REQUEST:
Filter the entries below, keeping every line that has the word "name".

GIVEN ENTRIES:
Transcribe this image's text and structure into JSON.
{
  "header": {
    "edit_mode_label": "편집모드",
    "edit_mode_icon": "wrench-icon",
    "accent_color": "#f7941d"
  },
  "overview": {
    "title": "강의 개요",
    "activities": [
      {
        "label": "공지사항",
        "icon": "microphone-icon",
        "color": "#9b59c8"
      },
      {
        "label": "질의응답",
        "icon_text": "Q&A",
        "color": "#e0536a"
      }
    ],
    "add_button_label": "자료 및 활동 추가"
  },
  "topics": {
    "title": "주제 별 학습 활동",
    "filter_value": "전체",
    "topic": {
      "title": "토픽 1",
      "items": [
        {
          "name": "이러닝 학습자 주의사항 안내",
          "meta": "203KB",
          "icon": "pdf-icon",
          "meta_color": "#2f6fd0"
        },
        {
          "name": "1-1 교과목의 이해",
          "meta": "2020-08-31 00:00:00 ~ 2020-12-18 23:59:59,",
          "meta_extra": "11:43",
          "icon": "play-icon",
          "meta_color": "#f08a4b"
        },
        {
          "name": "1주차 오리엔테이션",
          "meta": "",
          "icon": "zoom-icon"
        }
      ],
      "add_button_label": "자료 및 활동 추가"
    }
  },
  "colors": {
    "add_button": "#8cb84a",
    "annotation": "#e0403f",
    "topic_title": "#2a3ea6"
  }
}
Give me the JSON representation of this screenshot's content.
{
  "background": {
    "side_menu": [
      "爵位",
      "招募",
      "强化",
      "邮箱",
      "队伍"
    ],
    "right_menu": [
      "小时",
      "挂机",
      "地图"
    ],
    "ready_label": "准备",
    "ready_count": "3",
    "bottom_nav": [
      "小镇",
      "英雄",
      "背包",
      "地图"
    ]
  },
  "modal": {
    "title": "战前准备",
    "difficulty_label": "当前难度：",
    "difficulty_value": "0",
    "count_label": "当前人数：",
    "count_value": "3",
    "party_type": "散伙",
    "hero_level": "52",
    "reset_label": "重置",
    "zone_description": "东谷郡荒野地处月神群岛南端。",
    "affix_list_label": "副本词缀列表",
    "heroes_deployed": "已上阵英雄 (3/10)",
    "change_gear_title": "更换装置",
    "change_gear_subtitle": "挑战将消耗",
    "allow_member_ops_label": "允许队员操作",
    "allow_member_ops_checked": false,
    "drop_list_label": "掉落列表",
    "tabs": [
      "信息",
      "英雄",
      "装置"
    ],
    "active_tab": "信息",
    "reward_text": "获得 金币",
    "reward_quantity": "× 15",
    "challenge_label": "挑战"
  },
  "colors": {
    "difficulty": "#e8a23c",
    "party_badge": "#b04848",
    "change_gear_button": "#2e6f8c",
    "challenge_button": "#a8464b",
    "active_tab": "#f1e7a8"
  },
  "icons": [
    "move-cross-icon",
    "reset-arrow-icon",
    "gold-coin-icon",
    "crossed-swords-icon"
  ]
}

RESULT:
          "name": "이러닝 학습자 주의사항 안내",
          "name": "1-1 교과목의 이해",
          "name": "1주차 오리엔테이션",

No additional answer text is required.